- **Document**
┄┄┄┄┄┄

But if there is anything in the world that people do not understand it is the idea of sacrifice.
They think they have to sacrifice something that they have.
For example, I once said that they must sacrifice 'faith,' 'tranquillity,' 'health.' The understand this literally.
But then the point is that they have not got either faith, or tranquillity, or health.
All these words must be taken in quotation marks. In actual fact they have to sacrifice
only what they imagine they have and which in reality they do not have.
They must sacrifice their fantasies. But this is difficult for them, very difficult.
It is much easier to sacrifice real things.
"Another thing that people must sacrifice is their suffering. It is very difficult also to sacrifice one's suffering.
A man will renounce any pleasures you like but he will not give up his suffering.
Man is made in such a way that he is never so much attached to anything as he is to his suffering.

┄┄┄┄┄┄

- **Source data**
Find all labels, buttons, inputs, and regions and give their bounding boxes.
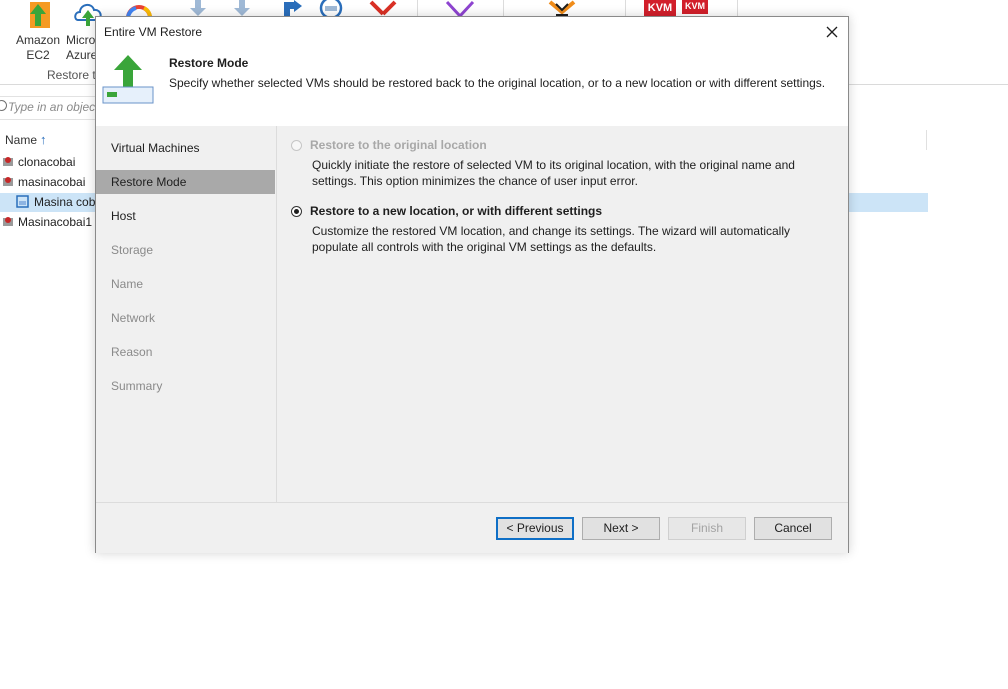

┄┄┄┄┄┄

- **Goal**
Translate this sentence from the text on sacrifice into Spanish: "A man will renounce any pleasures you like but he will not give up his suffering."

- **Completed exercise**
Un hombre renunciará a cualquier placer que usted quiera, pero no abandonará su sufrimiento.